━━━ Records for processing

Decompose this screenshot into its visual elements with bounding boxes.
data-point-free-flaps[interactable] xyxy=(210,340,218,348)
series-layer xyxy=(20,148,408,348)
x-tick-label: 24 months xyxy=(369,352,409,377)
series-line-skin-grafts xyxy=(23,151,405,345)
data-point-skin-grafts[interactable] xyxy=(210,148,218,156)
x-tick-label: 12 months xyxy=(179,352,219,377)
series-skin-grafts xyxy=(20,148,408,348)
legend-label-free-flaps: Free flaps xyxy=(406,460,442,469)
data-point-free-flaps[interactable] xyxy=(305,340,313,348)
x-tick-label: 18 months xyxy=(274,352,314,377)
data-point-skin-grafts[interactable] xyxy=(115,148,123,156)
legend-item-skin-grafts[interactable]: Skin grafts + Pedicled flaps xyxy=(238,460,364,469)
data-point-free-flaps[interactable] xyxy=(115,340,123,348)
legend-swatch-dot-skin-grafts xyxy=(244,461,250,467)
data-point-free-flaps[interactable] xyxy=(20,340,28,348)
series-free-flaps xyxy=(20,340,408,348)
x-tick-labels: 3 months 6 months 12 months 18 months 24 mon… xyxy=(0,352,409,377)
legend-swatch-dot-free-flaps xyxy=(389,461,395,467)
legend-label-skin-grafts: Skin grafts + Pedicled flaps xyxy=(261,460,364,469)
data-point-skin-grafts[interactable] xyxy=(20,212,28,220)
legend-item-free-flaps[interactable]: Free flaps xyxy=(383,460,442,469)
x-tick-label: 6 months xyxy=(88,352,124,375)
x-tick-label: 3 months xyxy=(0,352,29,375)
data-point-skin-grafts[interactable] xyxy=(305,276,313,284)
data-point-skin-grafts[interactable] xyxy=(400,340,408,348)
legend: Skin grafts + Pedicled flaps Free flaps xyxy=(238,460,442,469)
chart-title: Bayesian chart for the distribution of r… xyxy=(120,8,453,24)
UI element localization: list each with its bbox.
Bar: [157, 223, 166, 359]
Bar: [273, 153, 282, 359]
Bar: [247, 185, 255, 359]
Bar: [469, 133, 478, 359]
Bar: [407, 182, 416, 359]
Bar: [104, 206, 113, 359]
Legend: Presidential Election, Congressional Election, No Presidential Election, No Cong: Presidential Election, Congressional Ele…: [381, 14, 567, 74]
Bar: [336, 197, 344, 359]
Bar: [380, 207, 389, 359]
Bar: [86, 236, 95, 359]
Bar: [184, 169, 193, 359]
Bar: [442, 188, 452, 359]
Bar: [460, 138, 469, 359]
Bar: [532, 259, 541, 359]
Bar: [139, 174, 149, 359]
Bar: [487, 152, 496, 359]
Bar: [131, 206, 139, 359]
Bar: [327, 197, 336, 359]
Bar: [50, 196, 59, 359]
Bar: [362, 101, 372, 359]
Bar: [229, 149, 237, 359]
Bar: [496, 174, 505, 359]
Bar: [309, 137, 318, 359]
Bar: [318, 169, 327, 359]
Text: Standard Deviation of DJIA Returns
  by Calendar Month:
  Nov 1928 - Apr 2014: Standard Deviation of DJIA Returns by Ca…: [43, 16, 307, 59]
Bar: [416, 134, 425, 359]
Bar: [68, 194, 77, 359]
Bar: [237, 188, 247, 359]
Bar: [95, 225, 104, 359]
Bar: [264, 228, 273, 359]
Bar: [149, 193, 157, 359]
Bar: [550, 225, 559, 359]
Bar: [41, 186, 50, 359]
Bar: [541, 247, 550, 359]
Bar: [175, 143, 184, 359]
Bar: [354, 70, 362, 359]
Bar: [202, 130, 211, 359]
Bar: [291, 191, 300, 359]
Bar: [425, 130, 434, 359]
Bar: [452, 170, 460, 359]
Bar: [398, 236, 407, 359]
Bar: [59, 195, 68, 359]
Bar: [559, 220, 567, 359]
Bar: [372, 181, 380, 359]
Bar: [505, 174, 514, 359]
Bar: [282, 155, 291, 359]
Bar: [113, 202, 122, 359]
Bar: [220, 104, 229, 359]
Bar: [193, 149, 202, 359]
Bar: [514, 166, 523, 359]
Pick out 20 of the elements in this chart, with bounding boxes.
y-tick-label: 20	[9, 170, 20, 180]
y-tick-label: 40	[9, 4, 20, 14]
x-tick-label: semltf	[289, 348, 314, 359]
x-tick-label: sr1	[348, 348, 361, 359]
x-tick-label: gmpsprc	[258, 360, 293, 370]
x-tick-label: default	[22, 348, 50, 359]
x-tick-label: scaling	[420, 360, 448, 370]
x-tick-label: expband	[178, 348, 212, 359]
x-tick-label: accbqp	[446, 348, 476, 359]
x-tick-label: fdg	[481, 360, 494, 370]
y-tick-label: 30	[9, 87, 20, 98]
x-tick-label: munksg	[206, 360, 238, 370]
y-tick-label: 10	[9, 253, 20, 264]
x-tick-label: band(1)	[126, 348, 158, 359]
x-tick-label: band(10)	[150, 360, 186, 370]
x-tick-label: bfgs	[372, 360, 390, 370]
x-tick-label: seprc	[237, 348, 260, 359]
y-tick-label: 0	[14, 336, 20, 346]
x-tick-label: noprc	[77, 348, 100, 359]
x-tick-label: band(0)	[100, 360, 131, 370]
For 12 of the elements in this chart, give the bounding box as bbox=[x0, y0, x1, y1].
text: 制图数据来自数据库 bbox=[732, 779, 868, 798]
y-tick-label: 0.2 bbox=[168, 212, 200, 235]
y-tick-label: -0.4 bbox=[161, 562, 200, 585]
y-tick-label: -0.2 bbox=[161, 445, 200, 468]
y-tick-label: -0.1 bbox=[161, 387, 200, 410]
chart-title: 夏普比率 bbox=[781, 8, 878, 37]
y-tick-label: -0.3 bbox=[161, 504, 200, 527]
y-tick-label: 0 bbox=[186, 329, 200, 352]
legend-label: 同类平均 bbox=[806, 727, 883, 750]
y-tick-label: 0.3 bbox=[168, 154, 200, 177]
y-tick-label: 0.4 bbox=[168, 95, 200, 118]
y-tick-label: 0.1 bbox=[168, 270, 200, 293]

━━━━━━

_Exercise task_: Rewrite the rows from the first one through the line with "data-point-skin-grafts[interactable] xyxy=(115,148,123,156)", changing "x-tick-label" to "axis-label" and keeping everything else the same.

_Answer below_:
Decompose this screenshot into its visual elements with bounding boxes.
data-point-free-flaps[interactable] xyxy=(210,340,218,348)
series-layer xyxy=(20,148,408,348)
axis-label: 24 months xyxy=(369,352,409,377)
series-line-skin-grafts xyxy=(23,151,405,345)
data-point-skin-grafts[interactable] xyxy=(210,148,218,156)
axis-label: 12 months xyxy=(179,352,219,377)
series-skin-grafts xyxy=(20,148,408,348)
legend-label-free-flaps: Free flaps xyxy=(406,460,442,469)
data-point-free-flaps[interactable] xyxy=(305,340,313,348)
axis-label: 18 months xyxy=(274,352,314,377)
data-point-skin-grafts[interactable] xyxy=(115,148,123,156)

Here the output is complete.